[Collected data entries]
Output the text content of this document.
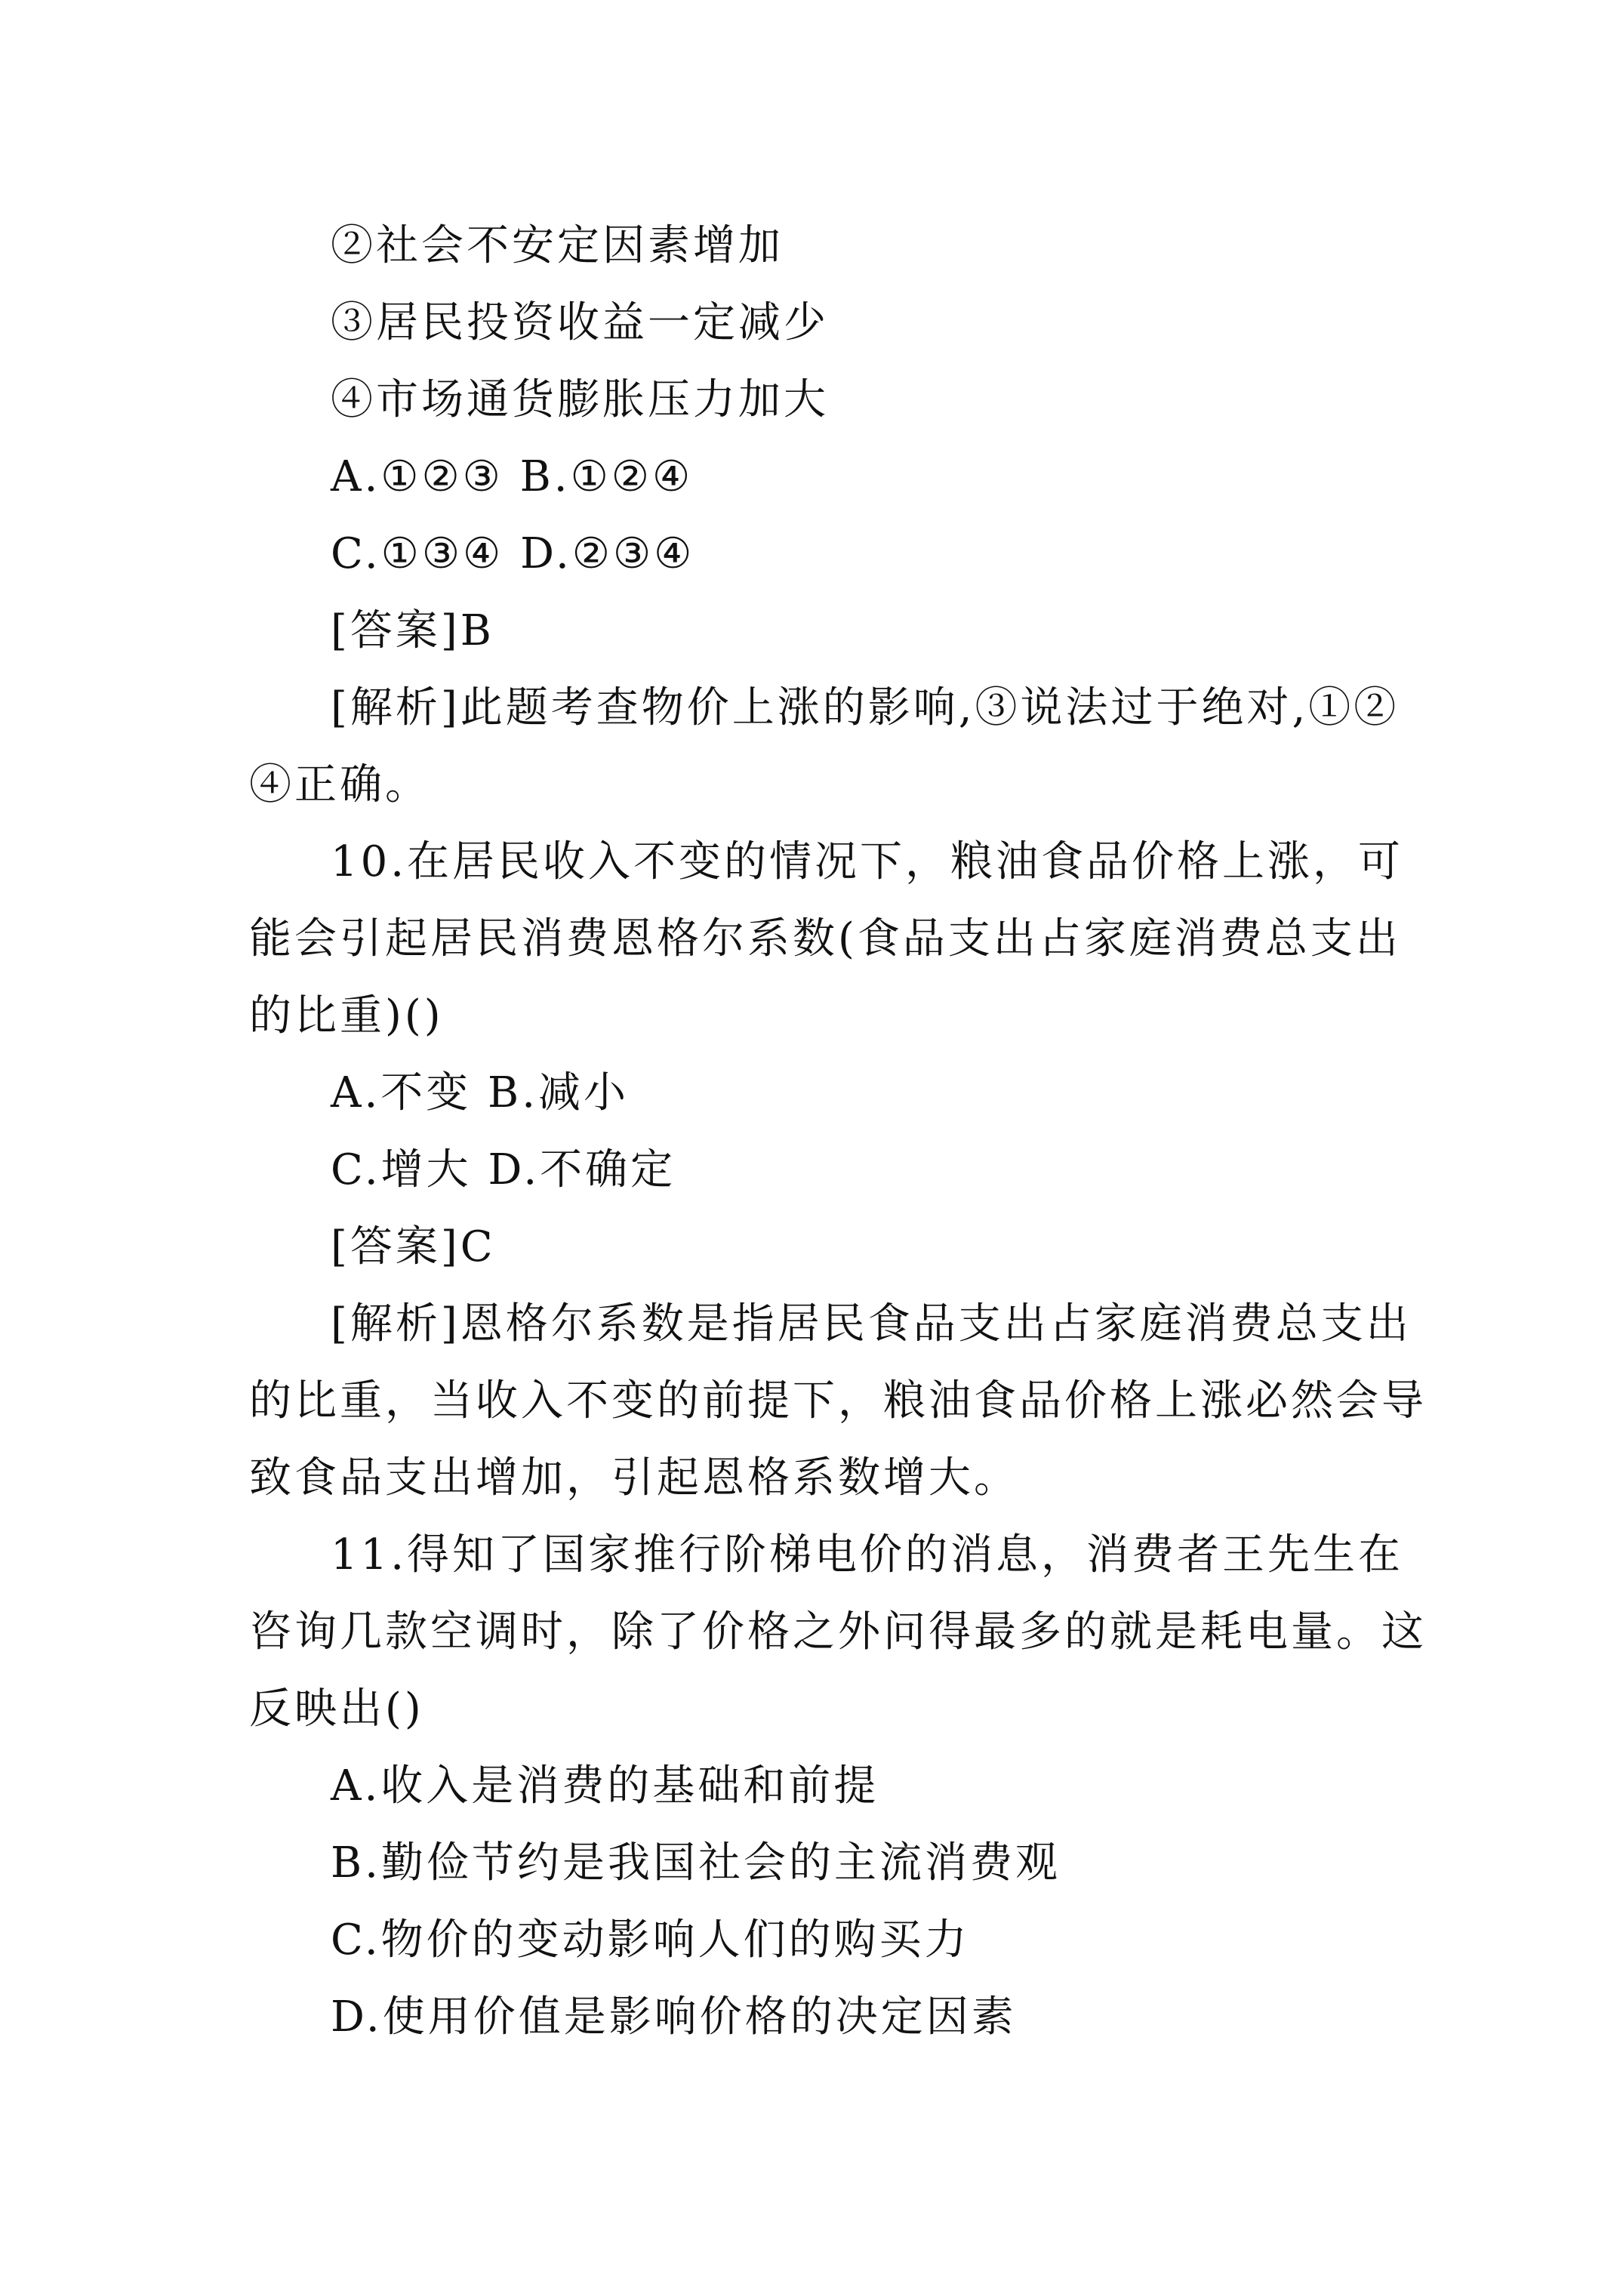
②社会不安定因素增加
③居民投资收益一定减少
④市场通货膨胀压力加大
A.①②③ B.①②④
C.①③④ D.②③④
[答案]B
[解析]此题考查物价上涨的影响,③说法过于绝对,①②
④正确。
10.在居民收入不变的情况下，粮油食品价格上涨，可
能会引起居民消费恩格尔系数(食品支出占家庭消费总支出
的比重)()
A.不变 B.减小
C.增大 D.不确定
[答案]C
[解析]恩格尔系数是指居民食品支出占家庭消费总支出
的比重，当收入不变的前提下，粮油食品价格上涨必然会导
致食品支出增加，引起恩格系数增大。
11.得知了国家推行阶梯电价的消息，消费者王先生在
咨询几款空调时，除了价格之外问得最多的就是耗电量。这
反映出()
A.收入是消费的基础和前提
B.勤俭节约是我国社会的主流消费观
C.物价的变动影响人们的购买力
D.使用价值是影响价格的决定因素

Exercise task - Skip the pictures, then retype every line above exactly.

The reply -
Output the text content of this document.
②社会不安定因素增加
③居民投资收益一定减少
④市场通货膨胀压力加大
A.①②③ B.①②④
C.①③④ D.②③④
[答案]B
[解析]此题考查物价上涨的影响,③说法过于绝对,①②
④正确。
10.在居民收入不变的情况下，粮油食品价格上涨，可
能会引起居民消费恩格尔系数(食品支出占家庭消费总支出
的比重)()
A.不变 B.减小
C.增大 D.不确定
[答案]C
[解析]恩格尔系数是指居民食品支出占家庭消费总支出
的比重，当收入不变的前提下，粮油食品价格上涨必然会导
致食品支出增加，引起恩格系数增大。
11.得知了国家推行阶梯电价的消息，消费者王先生在
咨询几款空调时，除了价格之外问得最多的就是耗电量。这
反映出()
A.收入是消费的基础和前提
B.勤俭节约是我国社会的主流消费观
C.物价的变动影响人们的购买力
D.使用价值是影响价格的决定因素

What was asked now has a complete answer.